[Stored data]

** start **

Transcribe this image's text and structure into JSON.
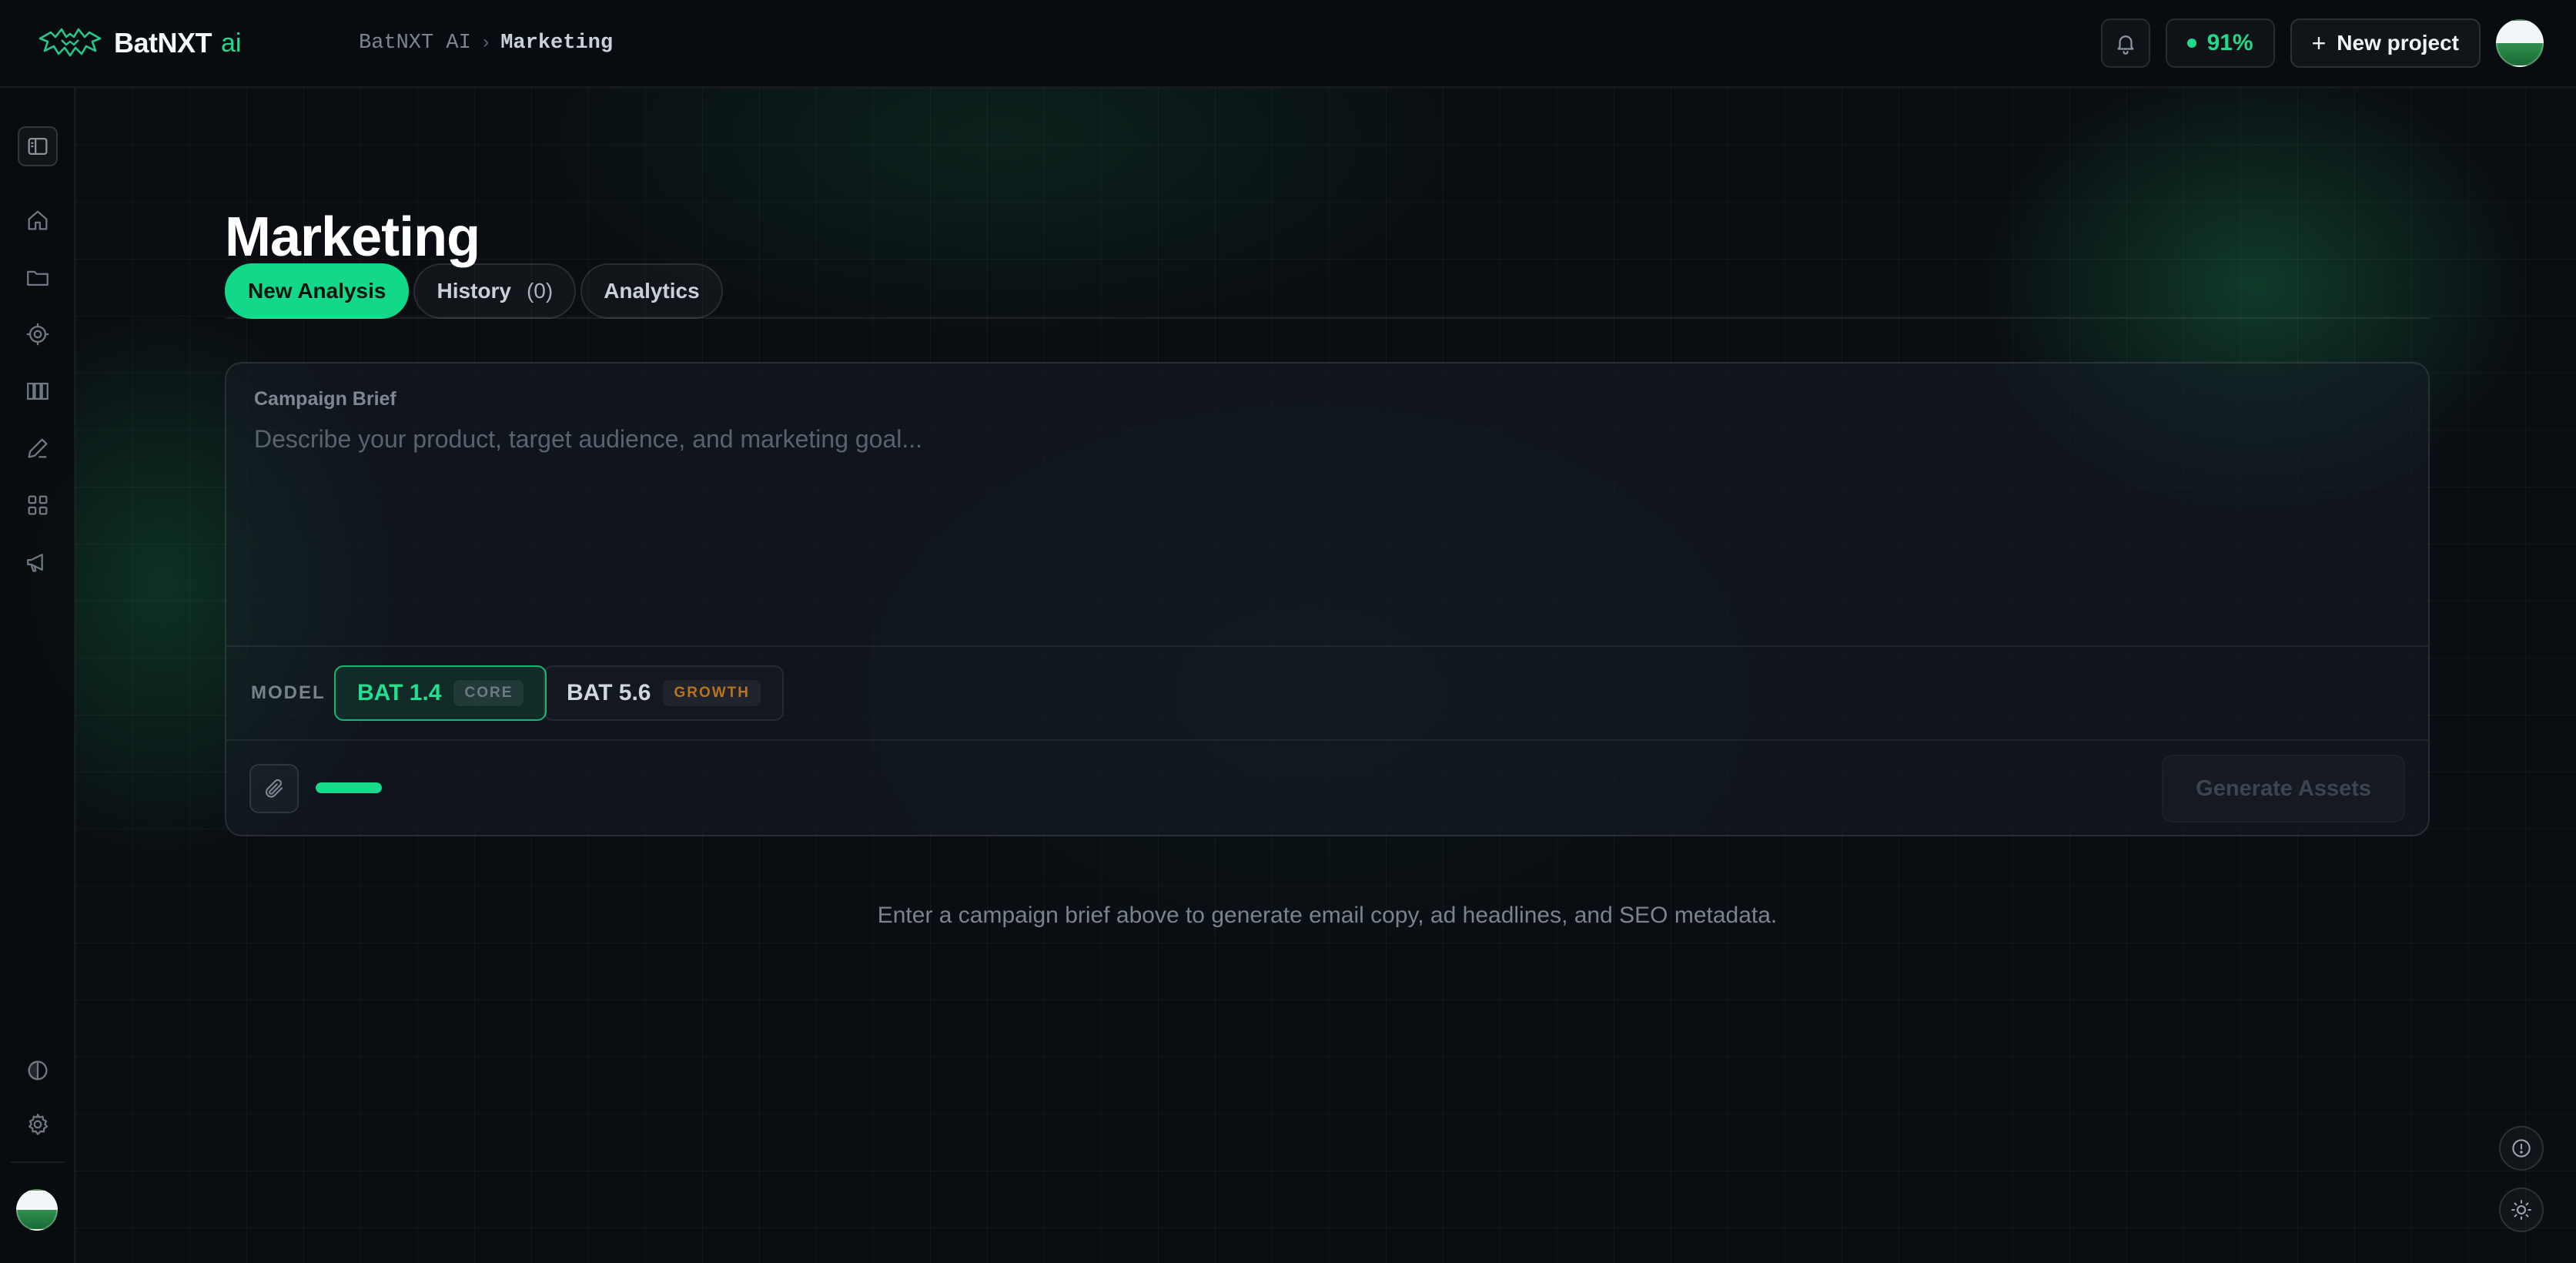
{
  "app": {
    "brand_name": "BatNXT",
    "brand_suffix": "ai"
  },
  "breadcrumb": {
    "root": "BatNXT AI",
    "separator": "›",
    "current": "Marketing"
  },
  "topbar": {
    "score": "91%",
    "new_project_label": "New project"
  },
  "page": {
    "title": "Marketing"
  },
  "tabs": [
    {
      "label": "New Analysis",
      "active": true
    },
    {
      "label": "History",
      "count": "(0)",
      "active": false
    },
    {
      "label": "Analytics",
      "active": false
    }
  ],
  "brief": {
    "label": "Campaign Brief",
    "placeholder": "Describe your product, target audience, and marketing goal...",
    "value": ""
  },
  "models": {
    "label": "MODEL",
    "options": [
      {
        "name": "BAT 1.4",
        "tag": "CORE",
        "selected": true
      },
      {
        "name": "BAT 5.6",
        "tag": "GROWTH",
        "selected": false
      }
    ]
  },
  "actions": {
    "generate_label": "Generate Assets",
    "progress": 1.0
  },
  "helper_text": "Enter a campaign brief above to generate email copy, ad headlines, and SEO metadata.",
  "colors": {
    "accent": "#12d98a",
    "background": "#0a0d12",
    "growth_tag": "#b8741d"
  },
  "icons": {
    "sidebar": [
      "panel-toggle-icon",
      "home-icon",
      "folder-icon",
      "target-icon",
      "library-icon",
      "pen-icon",
      "apps-grid-icon",
      "megaphone-icon",
      "contrast-icon",
      "gear-icon"
    ],
    "topbar": [
      "bell-icon",
      "plus-icon"
    ],
    "floating": [
      "info-icon",
      "sun-icon"
    ]
  }
}
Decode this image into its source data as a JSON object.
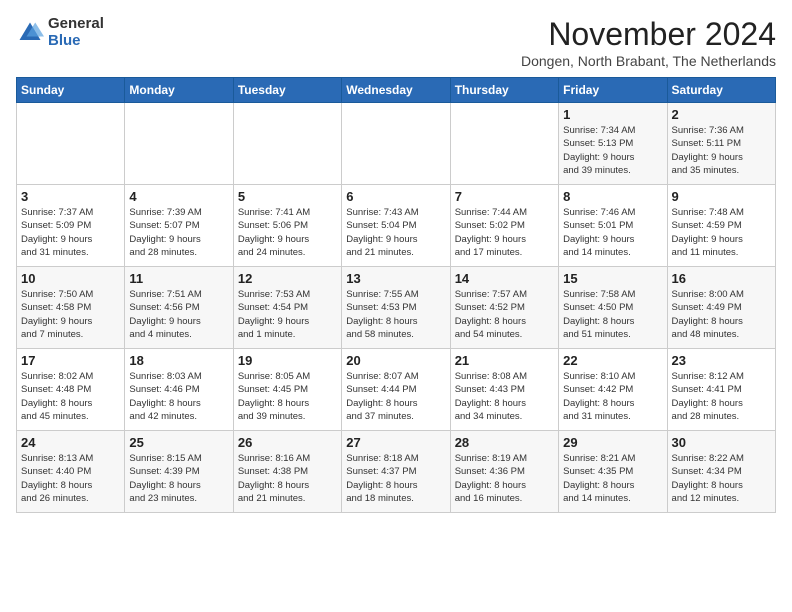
{
  "logo": {
    "general": "General",
    "blue": "Blue"
  },
  "header": {
    "title": "November 2024",
    "subtitle": "Dongen, North Brabant, The Netherlands"
  },
  "days_of_week": [
    "Sunday",
    "Monday",
    "Tuesday",
    "Wednesday",
    "Thursday",
    "Friday",
    "Saturday"
  ],
  "weeks": [
    [
      {
        "day": "",
        "info": ""
      },
      {
        "day": "",
        "info": ""
      },
      {
        "day": "",
        "info": ""
      },
      {
        "day": "",
        "info": ""
      },
      {
        "day": "",
        "info": ""
      },
      {
        "day": "1",
        "info": "Sunrise: 7:34 AM\nSunset: 5:13 PM\nDaylight: 9 hours\nand 39 minutes."
      },
      {
        "day": "2",
        "info": "Sunrise: 7:36 AM\nSunset: 5:11 PM\nDaylight: 9 hours\nand 35 minutes."
      }
    ],
    [
      {
        "day": "3",
        "info": "Sunrise: 7:37 AM\nSunset: 5:09 PM\nDaylight: 9 hours\nand 31 minutes."
      },
      {
        "day": "4",
        "info": "Sunrise: 7:39 AM\nSunset: 5:07 PM\nDaylight: 9 hours\nand 28 minutes."
      },
      {
        "day": "5",
        "info": "Sunrise: 7:41 AM\nSunset: 5:06 PM\nDaylight: 9 hours\nand 24 minutes."
      },
      {
        "day": "6",
        "info": "Sunrise: 7:43 AM\nSunset: 5:04 PM\nDaylight: 9 hours\nand 21 minutes."
      },
      {
        "day": "7",
        "info": "Sunrise: 7:44 AM\nSunset: 5:02 PM\nDaylight: 9 hours\nand 17 minutes."
      },
      {
        "day": "8",
        "info": "Sunrise: 7:46 AM\nSunset: 5:01 PM\nDaylight: 9 hours\nand 14 minutes."
      },
      {
        "day": "9",
        "info": "Sunrise: 7:48 AM\nSunset: 4:59 PM\nDaylight: 9 hours\nand 11 minutes."
      }
    ],
    [
      {
        "day": "10",
        "info": "Sunrise: 7:50 AM\nSunset: 4:58 PM\nDaylight: 9 hours\nand 7 minutes."
      },
      {
        "day": "11",
        "info": "Sunrise: 7:51 AM\nSunset: 4:56 PM\nDaylight: 9 hours\nand 4 minutes."
      },
      {
        "day": "12",
        "info": "Sunrise: 7:53 AM\nSunset: 4:54 PM\nDaylight: 9 hours\nand 1 minute."
      },
      {
        "day": "13",
        "info": "Sunrise: 7:55 AM\nSunset: 4:53 PM\nDaylight: 8 hours\nand 58 minutes."
      },
      {
        "day": "14",
        "info": "Sunrise: 7:57 AM\nSunset: 4:52 PM\nDaylight: 8 hours\nand 54 minutes."
      },
      {
        "day": "15",
        "info": "Sunrise: 7:58 AM\nSunset: 4:50 PM\nDaylight: 8 hours\nand 51 minutes."
      },
      {
        "day": "16",
        "info": "Sunrise: 8:00 AM\nSunset: 4:49 PM\nDaylight: 8 hours\nand 48 minutes."
      }
    ],
    [
      {
        "day": "17",
        "info": "Sunrise: 8:02 AM\nSunset: 4:48 PM\nDaylight: 8 hours\nand 45 minutes."
      },
      {
        "day": "18",
        "info": "Sunrise: 8:03 AM\nSunset: 4:46 PM\nDaylight: 8 hours\nand 42 minutes."
      },
      {
        "day": "19",
        "info": "Sunrise: 8:05 AM\nSunset: 4:45 PM\nDaylight: 8 hours\nand 39 minutes."
      },
      {
        "day": "20",
        "info": "Sunrise: 8:07 AM\nSunset: 4:44 PM\nDaylight: 8 hours\nand 37 minutes."
      },
      {
        "day": "21",
        "info": "Sunrise: 8:08 AM\nSunset: 4:43 PM\nDaylight: 8 hours\nand 34 minutes."
      },
      {
        "day": "22",
        "info": "Sunrise: 8:10 AM\nSunset: 4:42 PM\nDaylight: 8 hours\nand 31 minutes."
      },
      {
        "day": "23",
        "info": "Sunrise: 8:12 AM\nSunset: 4:41 PM\nDaylight: 8 hours\nand 28 minutes."
      }
    ],
    [
      {
        "day": "24",
        "info": "Sunrise: 8:13 AM\nSunset: 4:40 PM\nDaylight: 8 hours\nand 26 minutes."
      },
      {
        "day": "25",
        "info": "Sunrise: 8:15 AM\nSunset: 4:39 PM\nDaylight: 8 hours\nand 23 minutes."
      },
      {
        "day": "26",
        "info": "Sunrise: 8:16 AM\nSunset: 4:38 PM\nDaylight: 8 hours\nand 21 minutes."
      },
      {
        "day": "27",
        "info": "Sunrise: 8:18 AM\nSunset: 4:37 PM\nDaylight: 8 hours\nand 18 minutes."
      },
      {
        "day": "28",
        "info": "Sunrise: 8:19 AM\nSunset: 4:36 PM\nDaylight: 8 hours\nand 16 minutes."
      },
      {
        "day": "29",
        "info": "Sunrise: 8:21 AM\nSunset: 4:35 PM\nDaylight: 8 hours\nand 14 minutes."
      },
      {
        "day": "30",
        "info": "Sunrise: 8:22 AM\nSunset: 4:34 PM\nDaylight: 8 hours\nand 12 minutes."
      }
    ]
  ]
}
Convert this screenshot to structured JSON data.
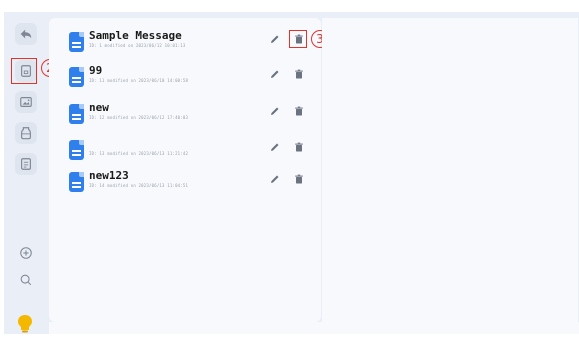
{
  "sidebar": {
    "icons": [
      {
        "name": "back-arrow-icon"
      },
      {
        "name": "text-document-icon"
      },
      {
        "name": "image-icon"
      },
      {
        "name": "bottle-icon"
      },
      {
        "name": "id-card-icon"
      },
      {
        "name": "add-circle-icon"
      },
      {
        "name": "search-icon"
      },
      {
        "name": "lightbulb-icon"
      }
    ]
  },
  "annotations": {
    "callout_2": "2",
    "callout_3": "3",
    "color": "#e0332d"
  },
  "messages": [
    {
      "title": "Sample Message",
      "meta": "ID: 1 modified on 2023/06/12 10:01:13"
    },
    {
      "title": "99",
      "meta": "ID: 11 modified on 2023/06/10 14:00:58"
    },
    {
      "title": "new",
      "meta": "ID: 12 modified on 2023/06/12 17:40:03"
    },
    {
      "title": "",
      "meta": "ID: 13 modified on 2023/06/13 11:21:42"
    },
    {
      "title": "new123",
      "meta": "ID: 14 modified on 2023/06/13 11:04:51"
    }
  ],
  "colors": {
    "accent": "#2f80ed",
    "background": "#e9eef7",
    "panel": "#f7f9fc"
  }
}
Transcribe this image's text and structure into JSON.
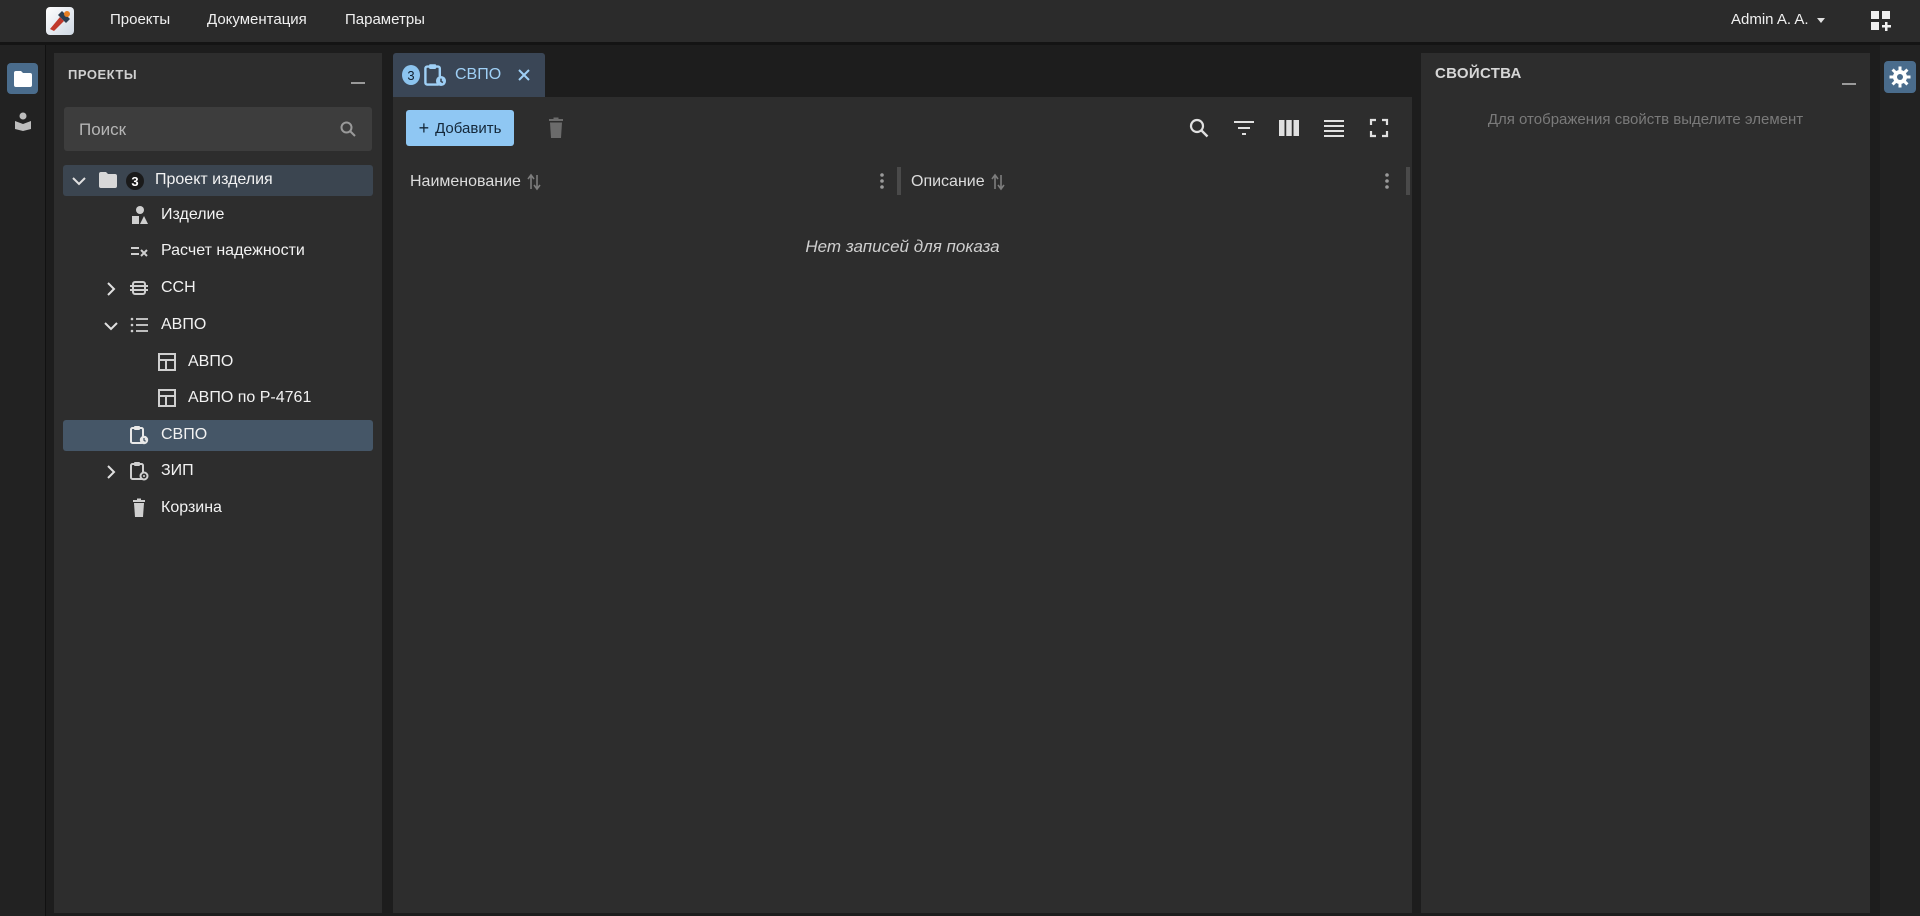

** end **

(Problem requirements): Count the lines in the records above that contain the word "target", and give only the number.

(Exercise result): 2